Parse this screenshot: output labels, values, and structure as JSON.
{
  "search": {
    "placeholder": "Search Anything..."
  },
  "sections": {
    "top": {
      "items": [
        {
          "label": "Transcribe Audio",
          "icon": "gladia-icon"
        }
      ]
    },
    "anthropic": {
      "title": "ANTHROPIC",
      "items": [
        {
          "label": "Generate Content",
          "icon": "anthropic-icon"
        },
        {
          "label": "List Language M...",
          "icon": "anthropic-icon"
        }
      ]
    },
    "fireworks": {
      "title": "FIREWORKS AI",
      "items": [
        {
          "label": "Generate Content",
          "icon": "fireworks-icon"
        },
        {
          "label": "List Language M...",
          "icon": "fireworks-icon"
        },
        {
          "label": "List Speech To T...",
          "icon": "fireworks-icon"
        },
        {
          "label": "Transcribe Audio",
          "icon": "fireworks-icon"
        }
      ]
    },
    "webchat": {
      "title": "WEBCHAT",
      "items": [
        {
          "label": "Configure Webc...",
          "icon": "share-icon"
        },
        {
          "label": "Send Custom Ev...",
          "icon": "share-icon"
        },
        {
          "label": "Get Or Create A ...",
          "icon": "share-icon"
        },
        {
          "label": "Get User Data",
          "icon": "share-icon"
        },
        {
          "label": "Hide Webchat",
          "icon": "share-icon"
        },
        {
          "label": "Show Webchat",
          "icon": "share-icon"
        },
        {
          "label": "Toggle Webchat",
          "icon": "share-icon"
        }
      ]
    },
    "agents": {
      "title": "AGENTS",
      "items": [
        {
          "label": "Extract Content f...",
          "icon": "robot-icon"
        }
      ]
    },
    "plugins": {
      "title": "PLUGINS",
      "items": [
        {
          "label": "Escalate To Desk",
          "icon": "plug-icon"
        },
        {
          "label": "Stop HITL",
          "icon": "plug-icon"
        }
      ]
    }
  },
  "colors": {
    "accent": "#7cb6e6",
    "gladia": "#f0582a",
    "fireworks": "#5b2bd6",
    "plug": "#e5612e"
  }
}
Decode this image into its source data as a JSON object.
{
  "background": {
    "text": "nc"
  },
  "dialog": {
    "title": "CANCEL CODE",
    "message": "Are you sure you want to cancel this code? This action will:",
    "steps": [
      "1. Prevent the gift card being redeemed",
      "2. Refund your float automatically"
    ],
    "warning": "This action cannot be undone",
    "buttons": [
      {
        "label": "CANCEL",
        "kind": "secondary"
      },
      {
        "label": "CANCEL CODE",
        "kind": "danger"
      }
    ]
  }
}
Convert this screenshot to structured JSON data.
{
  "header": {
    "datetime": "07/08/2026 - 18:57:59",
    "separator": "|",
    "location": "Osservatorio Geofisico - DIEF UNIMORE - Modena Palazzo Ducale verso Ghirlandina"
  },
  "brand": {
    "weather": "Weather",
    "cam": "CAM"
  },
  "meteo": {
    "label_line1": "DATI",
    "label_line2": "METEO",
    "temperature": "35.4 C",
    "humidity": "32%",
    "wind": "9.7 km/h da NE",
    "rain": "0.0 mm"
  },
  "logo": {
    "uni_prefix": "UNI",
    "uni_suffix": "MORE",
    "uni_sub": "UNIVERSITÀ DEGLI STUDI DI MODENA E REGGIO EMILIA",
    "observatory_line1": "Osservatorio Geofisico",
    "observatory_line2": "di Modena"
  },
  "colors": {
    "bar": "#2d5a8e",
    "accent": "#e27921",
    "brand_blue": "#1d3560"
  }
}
.....
• GOAL OF THE EXERCISE: Your task is to extract all of the records exactly.

• RESPONSE TO THIS EXERCISE:
Parse this screenshot: output labels, values, and structure as JSON.
{
  "search": {
    "placeholder": "Search Anything..."
  },
  "sections": {
    "top": {
      "items": [
        {
          "label": "Transcribe Audio",
          "icon": "gladia-icon"
        }
      ]
    },
    "anthropic": {
      "title": "ANTHROPIC",
      "items": [
        {
          "label": "Generate Content",
          "icon": "anthropic-icon"
        },
        {
          "label": "List Language M...",
          "icon": "anthropic-icon"
        }
      ]
    },
    "fireworks": {
      "title": "FIREWORKS AI",
      "items": [
        {
          "label": "Generate Content",
          "icon": "fireworks-icon"
        },
        {
          "label": "List Language M...",
          "icon": "fireworks-icon"
        },
        {
          "label": "List Speech To T...",
          "icon": "fireworks-icon"
        },
        {
          "label": "Transcribe Audio",
          "icon": "fireworks-icon"
        }
      ]
    },
    "webchat": {
      "title": "WEBCHAT",
      "items": [
        {
          "label": "Configure Webc...",
          "icon": "share-icon"
        },
        {
          "label": "Send Custom Ev...",
          "icon": "share-icon"
        },
        {
          "label": "Get Or Create A ...",
          "icon": "share-icon"
        },
        {
          "label": "Get User Data",
          "icon": "share-icon"
        },
        {
          "label": "Hide Webchat",
          "icon": "share-icon"
        },
        {
          "label": "Show Webchat",
          "icon": "share-icon"
        },
        {
          "label": "Toggle Webchat",
          "icon": "share-icon"
        }
      ]
    },
    "agents": {
      "title": "AGENTS",
      "items": [
        {
          "label": "Extract Content f...",
          "icon": "robot-icon"
        }
      ]
    },
    "plugins": {
      "title": "PLUGINS",
      "items": [
        {
          "label": "Escalate To Desk",
          "icon": "plug-icon"
        },
        {
          "label": "Stop HITL",
          "icon": "plug-icon"
        }
      ]
    }
  },
  "colors": {
    "accent": "#7cb6e6",
    "gladia": "#f0582a",
    "fireworks": "#5b2bd6",
    "plug": "#e5612e"
  }
}
Decode this image into its source data as a JSON object.
{
  "background": {
    "text": "nc"
  },
  "dialog": {
    "title": "CANCEL CODE",
    "message": "Are you sure you want to cancel this code? This action will:",
    "steps": [
      "1. Prevent the gift card being redeemed",
      "2. Refund your float automatically"
    ],
    "warning": "This action cannot be undone",
    "buttons": [
      {
        "label": "CANCEL",
        "kind": "secondary"
      },
      {
        "label": "CANCEL CODE",
        "kind": "danger"
      }
    ]
  }
}
Convert this screenshot to structured JSON data.
{
  "header": {
    "datetime": "07/08/2026 - 18:57:59",
    "separator": "|",
    "location": "Osservatorio Geofisico - DIEF UNIMORE - Modena Palazzo Ducale verso Ghirlandina"
  },
  "brand": {
    "weather": "Weather",
    "cam": "CAM"
  },
  "meteo": {
    "label_line1": "DATI",
    "label_line2": "METEO",
    "temperature": "35.4 C",
    "humidity": "32%",
    "wind": "9.7 km/h da NE",
    "rain": "0.0 mm"
  },
  "logo": {
    "uni_prefix": "UNI",
    "uni_suffix": "MORE",
    "uni_sub": "UNIVERSITÀ DEGLI STUDI DI MODENA E REGGIO EMILIA",
    "observatory_line1": "Osservatorio Geofisico",
    "observatory_line2": "di Modena"
  },
  "colors": {
    "bar": "#2d5a8e",
    "accent": "#e27921",
    "brand_blue": "#1d3560"
  }
}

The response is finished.